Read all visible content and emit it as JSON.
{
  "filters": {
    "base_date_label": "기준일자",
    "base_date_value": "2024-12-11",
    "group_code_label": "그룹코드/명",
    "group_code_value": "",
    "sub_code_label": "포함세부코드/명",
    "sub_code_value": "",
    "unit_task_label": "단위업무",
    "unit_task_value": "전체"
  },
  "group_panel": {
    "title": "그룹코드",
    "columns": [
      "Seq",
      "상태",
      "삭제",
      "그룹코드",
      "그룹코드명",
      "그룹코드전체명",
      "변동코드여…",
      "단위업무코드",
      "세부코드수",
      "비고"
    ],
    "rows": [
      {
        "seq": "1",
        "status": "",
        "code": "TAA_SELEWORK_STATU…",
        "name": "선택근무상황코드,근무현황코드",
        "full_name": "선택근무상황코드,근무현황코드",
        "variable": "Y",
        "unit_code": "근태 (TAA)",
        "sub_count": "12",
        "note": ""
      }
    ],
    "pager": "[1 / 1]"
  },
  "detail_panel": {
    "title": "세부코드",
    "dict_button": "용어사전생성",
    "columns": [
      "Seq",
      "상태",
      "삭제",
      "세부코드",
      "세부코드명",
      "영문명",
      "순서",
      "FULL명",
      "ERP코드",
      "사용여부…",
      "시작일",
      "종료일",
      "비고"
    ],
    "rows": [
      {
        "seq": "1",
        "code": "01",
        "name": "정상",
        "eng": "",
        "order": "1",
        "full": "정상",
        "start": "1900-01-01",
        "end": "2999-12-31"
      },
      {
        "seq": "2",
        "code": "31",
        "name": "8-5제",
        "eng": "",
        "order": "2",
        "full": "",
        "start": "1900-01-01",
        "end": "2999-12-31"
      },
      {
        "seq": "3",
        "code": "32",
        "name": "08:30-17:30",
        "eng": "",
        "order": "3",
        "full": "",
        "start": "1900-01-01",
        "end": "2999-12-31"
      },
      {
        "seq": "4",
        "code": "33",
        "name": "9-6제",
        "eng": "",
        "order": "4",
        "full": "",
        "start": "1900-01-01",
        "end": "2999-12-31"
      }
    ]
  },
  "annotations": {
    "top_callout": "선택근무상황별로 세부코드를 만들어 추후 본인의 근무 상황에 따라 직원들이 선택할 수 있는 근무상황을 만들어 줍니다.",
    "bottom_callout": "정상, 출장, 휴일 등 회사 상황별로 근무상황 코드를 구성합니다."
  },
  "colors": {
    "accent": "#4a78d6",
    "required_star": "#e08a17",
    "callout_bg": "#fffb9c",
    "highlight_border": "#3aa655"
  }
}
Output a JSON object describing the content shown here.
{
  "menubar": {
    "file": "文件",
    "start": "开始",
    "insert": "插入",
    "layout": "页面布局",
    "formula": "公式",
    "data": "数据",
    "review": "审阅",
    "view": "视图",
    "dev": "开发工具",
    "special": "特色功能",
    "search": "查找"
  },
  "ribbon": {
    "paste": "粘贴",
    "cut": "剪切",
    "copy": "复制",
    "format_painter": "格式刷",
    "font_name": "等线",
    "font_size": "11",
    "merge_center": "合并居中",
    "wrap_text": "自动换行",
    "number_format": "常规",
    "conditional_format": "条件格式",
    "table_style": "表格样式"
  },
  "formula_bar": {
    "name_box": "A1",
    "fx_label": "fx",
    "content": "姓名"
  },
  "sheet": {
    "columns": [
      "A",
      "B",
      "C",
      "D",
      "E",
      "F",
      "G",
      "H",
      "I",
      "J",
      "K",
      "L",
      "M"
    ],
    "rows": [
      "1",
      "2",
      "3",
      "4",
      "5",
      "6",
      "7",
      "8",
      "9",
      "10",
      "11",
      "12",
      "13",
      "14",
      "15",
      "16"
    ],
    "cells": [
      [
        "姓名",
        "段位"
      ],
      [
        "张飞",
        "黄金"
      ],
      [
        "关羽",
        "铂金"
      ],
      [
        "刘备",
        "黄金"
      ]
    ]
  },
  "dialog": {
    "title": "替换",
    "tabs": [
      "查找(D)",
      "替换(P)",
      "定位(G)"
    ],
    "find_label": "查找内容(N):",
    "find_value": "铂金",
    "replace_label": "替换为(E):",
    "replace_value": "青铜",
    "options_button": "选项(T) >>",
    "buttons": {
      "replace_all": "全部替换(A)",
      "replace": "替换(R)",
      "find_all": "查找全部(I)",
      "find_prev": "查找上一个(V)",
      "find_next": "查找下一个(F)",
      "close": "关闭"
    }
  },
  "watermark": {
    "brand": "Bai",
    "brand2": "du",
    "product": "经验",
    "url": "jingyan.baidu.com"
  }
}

■ ■ ■ ■ ■

Please reproduce each line exactly as written.

Read all visible content and emit it as JSON.
{
  "filters": {
    "base_date_label": "기준일자",
    "base_date_value": "2024-12-11",
    "group_code_label": "그룹코드/명",
    "group_code_value": "",
    "sub_code_label": "포함세부코드/명",
    "sub_code_value": "",
    "unit_task_label": "단위업무",
    "unit_task_value": "전체"
  },
  "group_panel": {
    "title": "그룹코드",
    "columns": [
      "Seq",
      "상태",
      "삭제",
      "그룹코드",
      "그룹코드명",
      "그룹코드전체명",
      "변동코드여…",
      "단위업무코드",
      "세부코드수",
      "비고"
    ],
    "rows": [
      {
        "seq": "1",
        "status": "",
        "code": "TAA_SELEWORK_STATU…",
        "name": "선택근무상황코드,근무현황코드",
        "full_name": "선택근무상황코드,근무현황코드",
        "variable": "Y",
        "unit_code": "근태 (TAA)",
        "sub_count": "12",
        "note": ""
      }
    ],
    "pager": "[1 / 1]"
  },
  "detail_panel": {
    "title": "세부코드",
    "dict_button": "용어사전생성",
    "columns": [
      "Seq",
      "상태",
      "삭제",
      "세부코드",
      "세부코드명",
      "영문명",
      "순서",
      "FULL명",
      "ERP코드",
      "사용여부…",
      "시작일",
      "종료일",
      "비고"
    ],
    "rows": [
      {
        "seq": "1",
        "code": "01",
        "name": "정상",
        "eng": "",
        "order": "1",
        "full": "정상",
        "start": "1900-01-01",
        "end": "2999-12-31"
      },
      {
        "seq": "2",
        "code": "31",
        "name": "8-5제",
        "eng": "",
        "order": "2",
        "full": "",
        "start": "1900-01-01",
        "end": "2999-12-31"
      },
      {
        "seq": "3",
        "code": "32",
        "name": "08:30-17:30",
        "eng": "",
        "order": "3",
        "full": "",
        "start": "1900-01-01",
        "end": "2999-12-31"
      },
      {
        "seq": "4",
        "code": "33",
        "name": "9-6제",
        "eng": "",
        "order": "4",
        "full": "",
        "start": "1900-01-01",
        "end": "2999-12-31"
      }
    ]
  },
  "annotations": {
    "top_callout": "선택근무상황별로 세부코드를 만들어 추후 본인의 근무 상황에 따라 직원들이 선택할 수 있는 근무상황을 만들어 줍니다.",
    "bottom_callout": "정상, 출장, 휴일 등 회사 상황별로 근무상황 코드를 구성합니다."
  },
  "colors": {
    "accent": "#4a78d6",
    "required_star": "#e08a17",
    "callout_bg": "#fffb9c",
    "highlight_border": "#3aa655"
  }
}
Output a JSON object describing the content shown here.
{
  "menubar": {
    "file": "文件",
    "start": "开始",
    "insert": "插入",
    "layout": "页面布局",
    "formula": "公式",
    "data": "数据",
    "review": "审阅",
    "view": "视图",
    "dev": "开发工具",
    "special": "特色功能",
    "search": "查找"
  },
  "ribbon": {
    "paste": "粘贴",
    "cut": "剪切",
    "copy": "复制",
    "format_painter": "格式刷",
    "font_name": "等线",
    "font_size": "11",
    "merge_center": "合并居中",
    "wrap_text": "自动换行",
    "number_format": "常规",
    "conditional_format": "条件格式",
    "table_style": "表格样式"
  },
  "formula_bar": {
    "name_box": "A1",
    "fx_label": "fx",
    "content": "姓名"
  },
  "sheet": {
    "columns": [
      "A",
      "B",
      "C",
      "D",
      "E",
      "F",
      "G",
      "H",
      "I",
      "J",
      "K",
      "L",
      "M"
    ],
    "rows": [
      "1",
      "2",
      "3",
      "4",
      "5",
      "6",
      "7",
      "8",
      "9",
      "10",
      "11",
      "12",
      "13",
      "14",
      "15",
      "16"
    ],
    "cells": [
      [
        "姓名",
        "段位"
      ],
      [
        "张飞",
        "黄金"
      ],
      [
        "关羽",
        "铂金"
      ],
      [
        "刘备",
        "黄金"
      ]
    ]
  },
  "dialog": {
    "title": "替换",
    "tabs": [
      "查找(D)",
      "替换(P)",
      "定位(G)"
    ],
    "find_label": "查找内容(N):",
    "find_value": "铂金",
    "replace_label": "替换为(E):",
    "replace_value": "青铜",
    "options_button": "选项(T) >>",
    "buttons": {
      "replace_all": "全部替换(A)",
      "replace": "替换(R)",
      "find_all": "查找全部(I)",
      "find_prev": "查找上一个(V)",
      "find_next": "查找下一个(F)",
      "close": "关闭"
    }
  },
  "watermark": {
    "brand": "Bai",
    "brand2": "du",
    "product": "经验",
    "url": "jingyan.baidu.com"
  }
}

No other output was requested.